Prior studies have shown that roughly two-thirds of women and almost half of men with IBD want information about the impact of IBD on intimacy and sexuality, and they reported that this information should be given at the initial disease diagnosis encounter.6 However, most quality-of-life questionnaires do not address sexuality, and many physicians do not routinely address relationship or sexual concerns with their patients, even in the presence of known pathology.5 Many patients do not raise sexual health issues at the initial diagnosis but wait until complications arise or even until after surgical intervention.
We recommend that clinicians be proactive and initiate the discussion about sexual health–related issues at the time of the initial diagnosis. For example, routine discussions about sexual health might help ease the fear of infertility among childbearing women with IBD, as approximately 42% of patients with IBD described some fear of infertility.13 Marín et al showed that 18% of CD and 14% of UC patients chose voluntary childlessness compared to 6% in healthy controls.7 The presence of active disease may cause lower rates of fertility, but when the disease is in remission, fertility is similar to those without IBD.14,15 Patients must understand that the risk of passing IBD to an offspring ranges from 1.6%-5.2% if one parent has the disease and up to 36% when 2 parents have the disease.16,17 Only one of the commonly used medications for IBD, methotrexate, is category X and should be avoided during pregnancy.15
Another consideration is the finding that a major factor affecting sexual activity is concomitant depressed mood rather than disease activity,9 reinforcing the recommendation that discussions pertaining to secondary medical issues, such as depression and infertility, must be performed—and performed early in the disease course—by the gastroenterology physician.
Limitations of our study include the limited sample size and the enrollment of patients from a single academic medical center. We also had no demarcation between patients who were taking corticosteroids at the time of the study or in the past. Although not statistically significant, the mean baseline age of women in Group 1 and Group 2 differed by almost a decade. Effects on patients nearing or in menopause should be further analyzed. Our study did, however, use validated sexual health surveys with prospective consented patients and delineated numerous patient demographic criteria. Also, the patients' use of immunomodulators/biologic agents corresponded to when they completed the surveys, thereby providing an assessment of their prior 1 month of sexual health.
CONCLUSION
Our data suggest that the use of immunomodulator or biologic agent therapy does not affect female or male sexual health. Further studies are needed to assess other potential variables that may hinder the sexual health in patients with IBD. Treatment must be individualized based on the aggressive nature of the patient's disease, treatment goals, and the patient's tolerability of various medications.
This article meets the Accreditation Council for Graduate Medical Education and the American Board of Medical Specialties Maintenance of Certification competencies for Patient Care, Medical Knowledge, and Practice-Based Learning and Improvement.
ACKNOWLEDGMENTS
The authors have no financial or proprietary interest in the subject matter of this article.

→ **Instructions for the task**
Reproduce the passage on sexual health in IBD, copying the portion between "Limitations of our" and "of sexual health.", inclusive, without alteration.

→ **Input data**
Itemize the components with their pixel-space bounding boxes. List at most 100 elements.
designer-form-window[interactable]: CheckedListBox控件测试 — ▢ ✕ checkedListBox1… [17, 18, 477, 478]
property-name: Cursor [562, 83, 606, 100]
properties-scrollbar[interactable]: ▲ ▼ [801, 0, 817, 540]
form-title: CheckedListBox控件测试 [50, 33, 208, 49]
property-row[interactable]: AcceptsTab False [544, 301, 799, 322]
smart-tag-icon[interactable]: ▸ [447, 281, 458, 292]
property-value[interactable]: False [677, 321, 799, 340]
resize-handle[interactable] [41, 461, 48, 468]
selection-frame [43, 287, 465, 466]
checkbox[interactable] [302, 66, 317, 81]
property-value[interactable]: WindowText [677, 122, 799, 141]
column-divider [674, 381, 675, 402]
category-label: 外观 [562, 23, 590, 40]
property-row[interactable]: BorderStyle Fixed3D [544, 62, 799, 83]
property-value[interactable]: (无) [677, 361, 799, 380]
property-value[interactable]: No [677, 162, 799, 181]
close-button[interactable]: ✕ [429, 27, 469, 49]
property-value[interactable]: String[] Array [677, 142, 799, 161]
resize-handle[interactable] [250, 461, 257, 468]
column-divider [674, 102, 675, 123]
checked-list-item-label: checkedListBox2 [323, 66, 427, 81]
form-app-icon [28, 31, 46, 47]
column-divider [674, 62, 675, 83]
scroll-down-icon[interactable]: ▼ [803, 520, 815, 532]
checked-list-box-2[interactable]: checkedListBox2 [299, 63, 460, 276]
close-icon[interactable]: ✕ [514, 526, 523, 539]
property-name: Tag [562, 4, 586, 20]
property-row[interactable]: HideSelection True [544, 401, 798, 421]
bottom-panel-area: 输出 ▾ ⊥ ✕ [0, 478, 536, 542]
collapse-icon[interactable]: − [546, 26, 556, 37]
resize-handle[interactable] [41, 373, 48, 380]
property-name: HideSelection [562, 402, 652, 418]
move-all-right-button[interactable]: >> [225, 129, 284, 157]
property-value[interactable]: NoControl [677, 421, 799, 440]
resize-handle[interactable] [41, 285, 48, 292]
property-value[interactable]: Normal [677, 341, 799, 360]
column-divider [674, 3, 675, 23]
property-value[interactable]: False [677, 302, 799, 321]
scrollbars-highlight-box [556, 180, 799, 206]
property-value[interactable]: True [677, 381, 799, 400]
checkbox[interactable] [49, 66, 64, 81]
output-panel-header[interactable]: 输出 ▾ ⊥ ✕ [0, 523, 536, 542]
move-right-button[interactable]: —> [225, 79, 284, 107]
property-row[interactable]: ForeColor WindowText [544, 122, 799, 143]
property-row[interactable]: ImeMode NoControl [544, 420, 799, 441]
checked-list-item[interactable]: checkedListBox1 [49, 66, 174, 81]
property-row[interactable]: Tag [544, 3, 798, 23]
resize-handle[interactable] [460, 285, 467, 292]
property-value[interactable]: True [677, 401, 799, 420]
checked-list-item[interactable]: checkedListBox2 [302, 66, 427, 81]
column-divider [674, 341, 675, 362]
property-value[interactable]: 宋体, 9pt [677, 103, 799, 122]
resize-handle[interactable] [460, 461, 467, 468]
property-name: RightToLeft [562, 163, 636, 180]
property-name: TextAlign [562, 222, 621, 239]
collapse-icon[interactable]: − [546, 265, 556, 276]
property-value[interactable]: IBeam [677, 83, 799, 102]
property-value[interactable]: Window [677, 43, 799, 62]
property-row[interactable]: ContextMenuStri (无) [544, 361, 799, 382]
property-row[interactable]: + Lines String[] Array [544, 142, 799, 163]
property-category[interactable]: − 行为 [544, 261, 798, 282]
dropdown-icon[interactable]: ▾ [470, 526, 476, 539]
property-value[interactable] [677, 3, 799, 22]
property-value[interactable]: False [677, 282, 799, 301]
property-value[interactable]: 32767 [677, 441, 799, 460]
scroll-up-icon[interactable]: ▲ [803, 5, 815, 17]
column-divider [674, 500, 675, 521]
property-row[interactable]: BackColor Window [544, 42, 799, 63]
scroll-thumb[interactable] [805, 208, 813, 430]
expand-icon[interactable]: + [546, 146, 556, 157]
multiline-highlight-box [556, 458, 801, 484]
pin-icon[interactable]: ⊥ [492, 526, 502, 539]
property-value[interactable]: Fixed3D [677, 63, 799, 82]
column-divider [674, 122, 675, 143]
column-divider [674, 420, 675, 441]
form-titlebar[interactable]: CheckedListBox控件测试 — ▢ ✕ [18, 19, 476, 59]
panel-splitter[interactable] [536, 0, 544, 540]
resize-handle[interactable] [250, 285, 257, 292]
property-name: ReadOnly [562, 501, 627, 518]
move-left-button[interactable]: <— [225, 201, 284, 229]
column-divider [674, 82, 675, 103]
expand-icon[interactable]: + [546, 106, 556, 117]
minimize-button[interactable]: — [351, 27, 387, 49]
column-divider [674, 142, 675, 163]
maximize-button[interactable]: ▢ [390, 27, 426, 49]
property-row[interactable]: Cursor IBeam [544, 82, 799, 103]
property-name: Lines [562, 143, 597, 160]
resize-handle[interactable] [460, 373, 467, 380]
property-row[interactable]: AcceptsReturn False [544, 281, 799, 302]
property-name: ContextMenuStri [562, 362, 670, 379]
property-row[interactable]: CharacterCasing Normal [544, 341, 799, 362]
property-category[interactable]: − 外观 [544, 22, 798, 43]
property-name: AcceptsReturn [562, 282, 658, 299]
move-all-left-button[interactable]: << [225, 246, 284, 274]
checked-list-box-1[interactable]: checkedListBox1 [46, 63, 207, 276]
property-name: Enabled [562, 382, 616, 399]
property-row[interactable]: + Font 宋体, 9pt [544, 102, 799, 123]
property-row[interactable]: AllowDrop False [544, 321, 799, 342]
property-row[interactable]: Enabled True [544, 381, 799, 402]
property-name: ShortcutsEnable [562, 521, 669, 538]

→ **Result**
Limitations of our study include the limited sample size and the enrollment of patients from a single academic medical center. We also had no demarcation between patients who were taking corticosteroids at the time of the study or in the past. Although not statistically significant, the mean baseline age of women in Group 1 and Group 2 differed by almost a decade. Effects on patients nearing or in menopause should be further analyzed. Our study did, however, use validated sexual health surveys with prospective consented patients and delineated numerous patient demographic criteria. Also, the patients' use of immunomodulators/biologic agents corresponded to when they completed the surveys, thereby providing an assessment of their prior 1 month of sexual health.